### Goal of the exercise
State how many lines contain "this", and write nothing except that count.

### Records provided
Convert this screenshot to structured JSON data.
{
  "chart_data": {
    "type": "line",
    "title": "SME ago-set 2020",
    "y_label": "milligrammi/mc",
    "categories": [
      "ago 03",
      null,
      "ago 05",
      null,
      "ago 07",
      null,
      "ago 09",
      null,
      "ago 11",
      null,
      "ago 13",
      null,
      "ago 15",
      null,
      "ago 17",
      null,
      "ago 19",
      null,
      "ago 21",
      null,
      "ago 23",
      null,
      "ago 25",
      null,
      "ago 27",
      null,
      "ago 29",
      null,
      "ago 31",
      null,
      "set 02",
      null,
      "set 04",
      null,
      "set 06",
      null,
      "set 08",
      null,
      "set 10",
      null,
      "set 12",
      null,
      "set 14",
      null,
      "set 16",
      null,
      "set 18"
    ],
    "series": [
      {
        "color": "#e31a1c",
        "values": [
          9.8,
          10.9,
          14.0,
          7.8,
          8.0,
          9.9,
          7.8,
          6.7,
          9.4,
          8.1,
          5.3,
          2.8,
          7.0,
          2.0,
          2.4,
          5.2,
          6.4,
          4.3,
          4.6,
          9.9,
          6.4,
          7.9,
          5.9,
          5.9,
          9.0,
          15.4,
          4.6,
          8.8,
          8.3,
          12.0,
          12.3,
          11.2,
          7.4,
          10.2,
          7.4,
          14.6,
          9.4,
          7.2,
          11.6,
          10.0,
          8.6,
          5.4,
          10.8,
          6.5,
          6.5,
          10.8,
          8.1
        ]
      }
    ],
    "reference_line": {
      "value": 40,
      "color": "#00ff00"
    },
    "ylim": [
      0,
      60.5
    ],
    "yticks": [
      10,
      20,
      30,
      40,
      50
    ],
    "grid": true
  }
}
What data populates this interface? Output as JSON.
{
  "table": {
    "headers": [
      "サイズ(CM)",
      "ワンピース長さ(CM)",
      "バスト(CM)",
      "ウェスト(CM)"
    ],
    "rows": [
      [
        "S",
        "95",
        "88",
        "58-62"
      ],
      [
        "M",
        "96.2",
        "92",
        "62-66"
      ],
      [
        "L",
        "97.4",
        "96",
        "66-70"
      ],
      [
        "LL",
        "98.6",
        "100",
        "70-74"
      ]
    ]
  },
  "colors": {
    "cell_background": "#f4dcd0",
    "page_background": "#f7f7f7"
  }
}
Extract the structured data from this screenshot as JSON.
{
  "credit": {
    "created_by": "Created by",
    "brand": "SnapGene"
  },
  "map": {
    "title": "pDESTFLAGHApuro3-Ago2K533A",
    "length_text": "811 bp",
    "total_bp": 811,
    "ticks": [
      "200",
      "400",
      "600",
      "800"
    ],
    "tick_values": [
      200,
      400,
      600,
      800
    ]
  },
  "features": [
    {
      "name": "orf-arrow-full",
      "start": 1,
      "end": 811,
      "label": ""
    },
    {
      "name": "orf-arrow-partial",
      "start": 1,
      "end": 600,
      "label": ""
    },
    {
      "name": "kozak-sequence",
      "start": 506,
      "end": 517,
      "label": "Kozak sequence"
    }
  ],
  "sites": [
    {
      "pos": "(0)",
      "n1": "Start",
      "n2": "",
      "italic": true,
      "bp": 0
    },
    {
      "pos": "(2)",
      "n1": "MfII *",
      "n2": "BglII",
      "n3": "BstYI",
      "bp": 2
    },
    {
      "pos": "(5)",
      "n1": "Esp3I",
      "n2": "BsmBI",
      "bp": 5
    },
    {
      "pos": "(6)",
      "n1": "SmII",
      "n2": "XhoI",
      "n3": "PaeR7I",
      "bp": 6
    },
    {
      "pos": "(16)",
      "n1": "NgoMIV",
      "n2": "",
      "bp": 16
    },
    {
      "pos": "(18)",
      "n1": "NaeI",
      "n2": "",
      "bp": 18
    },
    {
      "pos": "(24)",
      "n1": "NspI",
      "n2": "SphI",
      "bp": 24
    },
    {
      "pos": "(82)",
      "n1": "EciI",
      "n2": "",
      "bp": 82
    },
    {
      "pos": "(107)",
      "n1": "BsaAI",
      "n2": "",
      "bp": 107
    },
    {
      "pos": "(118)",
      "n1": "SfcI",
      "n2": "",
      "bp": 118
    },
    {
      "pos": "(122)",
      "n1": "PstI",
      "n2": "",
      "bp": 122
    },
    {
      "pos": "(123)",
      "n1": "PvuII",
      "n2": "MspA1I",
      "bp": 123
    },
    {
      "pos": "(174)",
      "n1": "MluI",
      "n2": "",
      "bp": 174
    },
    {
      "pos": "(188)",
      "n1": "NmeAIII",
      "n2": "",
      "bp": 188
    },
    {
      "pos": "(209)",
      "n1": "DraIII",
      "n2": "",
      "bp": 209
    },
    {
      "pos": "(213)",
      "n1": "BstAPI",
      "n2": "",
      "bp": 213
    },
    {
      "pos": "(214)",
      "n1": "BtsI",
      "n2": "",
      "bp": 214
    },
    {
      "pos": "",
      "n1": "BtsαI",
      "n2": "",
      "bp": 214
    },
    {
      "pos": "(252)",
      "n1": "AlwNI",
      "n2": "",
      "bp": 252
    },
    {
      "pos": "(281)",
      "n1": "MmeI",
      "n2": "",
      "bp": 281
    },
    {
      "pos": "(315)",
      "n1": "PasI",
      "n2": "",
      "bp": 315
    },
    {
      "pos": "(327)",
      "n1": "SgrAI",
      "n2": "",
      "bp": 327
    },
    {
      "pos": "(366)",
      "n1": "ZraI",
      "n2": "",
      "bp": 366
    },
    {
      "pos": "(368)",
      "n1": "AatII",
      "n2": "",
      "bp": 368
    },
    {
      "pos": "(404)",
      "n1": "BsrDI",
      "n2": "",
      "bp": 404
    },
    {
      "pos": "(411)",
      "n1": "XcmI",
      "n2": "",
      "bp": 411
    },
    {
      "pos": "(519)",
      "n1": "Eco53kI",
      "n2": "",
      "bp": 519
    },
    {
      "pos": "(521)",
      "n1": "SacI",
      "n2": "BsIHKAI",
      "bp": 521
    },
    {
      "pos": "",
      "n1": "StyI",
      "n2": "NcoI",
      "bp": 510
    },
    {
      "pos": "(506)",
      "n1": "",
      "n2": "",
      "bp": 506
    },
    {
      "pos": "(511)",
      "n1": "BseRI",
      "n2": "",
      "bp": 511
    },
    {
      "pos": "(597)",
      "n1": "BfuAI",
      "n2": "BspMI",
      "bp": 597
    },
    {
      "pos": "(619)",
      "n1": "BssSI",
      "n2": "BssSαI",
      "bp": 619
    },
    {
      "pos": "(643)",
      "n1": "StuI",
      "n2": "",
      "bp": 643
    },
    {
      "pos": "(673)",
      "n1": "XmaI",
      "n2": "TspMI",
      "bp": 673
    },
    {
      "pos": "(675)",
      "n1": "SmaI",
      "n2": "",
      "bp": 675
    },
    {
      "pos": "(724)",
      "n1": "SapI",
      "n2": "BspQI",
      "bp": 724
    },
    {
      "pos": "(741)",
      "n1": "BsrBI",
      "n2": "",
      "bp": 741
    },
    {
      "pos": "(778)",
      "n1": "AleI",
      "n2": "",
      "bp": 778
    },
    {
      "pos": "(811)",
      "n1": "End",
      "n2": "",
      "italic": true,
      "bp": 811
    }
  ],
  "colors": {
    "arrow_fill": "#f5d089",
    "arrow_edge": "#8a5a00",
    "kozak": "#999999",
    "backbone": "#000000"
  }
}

### Full answer
3